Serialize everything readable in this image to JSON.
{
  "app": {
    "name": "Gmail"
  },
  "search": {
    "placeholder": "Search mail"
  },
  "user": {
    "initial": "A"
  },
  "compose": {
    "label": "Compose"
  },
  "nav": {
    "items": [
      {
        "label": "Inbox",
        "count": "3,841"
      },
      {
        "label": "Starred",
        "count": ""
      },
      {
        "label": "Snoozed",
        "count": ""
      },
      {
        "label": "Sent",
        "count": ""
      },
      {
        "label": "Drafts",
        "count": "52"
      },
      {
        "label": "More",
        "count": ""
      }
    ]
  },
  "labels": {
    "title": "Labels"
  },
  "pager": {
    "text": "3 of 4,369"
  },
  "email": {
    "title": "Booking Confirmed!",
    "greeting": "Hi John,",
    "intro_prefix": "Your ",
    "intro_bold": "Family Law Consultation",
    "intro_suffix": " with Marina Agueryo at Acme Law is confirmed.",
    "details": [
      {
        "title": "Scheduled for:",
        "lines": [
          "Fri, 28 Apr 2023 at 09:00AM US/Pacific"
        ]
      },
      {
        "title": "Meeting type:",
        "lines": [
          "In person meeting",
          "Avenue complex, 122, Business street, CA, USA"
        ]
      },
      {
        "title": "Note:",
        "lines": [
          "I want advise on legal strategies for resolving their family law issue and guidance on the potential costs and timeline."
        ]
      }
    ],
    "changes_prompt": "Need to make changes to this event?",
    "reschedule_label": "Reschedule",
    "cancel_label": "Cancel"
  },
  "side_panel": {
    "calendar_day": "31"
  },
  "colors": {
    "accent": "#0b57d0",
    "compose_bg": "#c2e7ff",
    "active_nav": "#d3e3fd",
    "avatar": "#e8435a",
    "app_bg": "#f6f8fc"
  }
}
□ □ □ □ □
DIRECTION =>
Copy out the material word for word and line for line.

RESPONSE TO THIS TASK =>
Serialize everything readable in this image to JSON.
{
  "app": {
    "name": "Gmail"
  },
  "search": {
    "placeholder": "Search mail"
  },
  "user": {
    "initial": "A"
  },
  "compose": {
    "label": "Compose"
  },
  "nav": {
    "items": [
      {
        "label": "Inbox",
        "count": "3,841"
      },
      {
        "label": "Starred",
        "count": ""
      },
      {
        "label": "Snoozed",
        "count": ""
      },
      {
        "label": "Sent",
        "count": ""
      },
      {
        "label": "Drafts",
        "count": "52"
      },
      {
        "label": "More",
        "count": ""
      }
    ]
  },
  "labels": {
    "title": "Labels"
  },
  "pager": {
    "text": "3 of 4,369"
  },
  "email": {
    "title": "Booking Confirmed!",
    "greeting": "Hi John,",
    "intro_prefix": "Your ",
    "intro_bold": "Family Law Consultation",
    "intro_suffix": " with Marina Agueryo at Acme Law is confirmed.",
    "details": [
      {
        "title": "Scheduled for:",
        "lines": [
          "Fri, 28 Apr 2023 at 09:00AM US/Pacific"
        ]
      },
      {
        "title": "Meeting type:",
        "lines": [
          "In person meeting",
          "Avenue complex, 122, Business street, CA, USA"
        ]
      },
      {
        "title": "Note:",
        "lines": [
          "I want advise on legal strategies for resolving their family law issue and guidance on the potential costs and timeline."
        ]
      }
    ],
    "changes_prompt": "Need to make changes to this event?",
    "reschedule_label": "Reschedule",
    "cancel_label": "Cancel"
  },
  "side_panel": {
    "calendar_day": "31"
  },
  "colors": {
    "accent": "#0b57d0",
    "compose_bg": "#c2e7ff",
    "active_nav": "#d3e3fd",
    "avatar": "#e8435a",
    "app_bg": "#f6f8fc"
  }
}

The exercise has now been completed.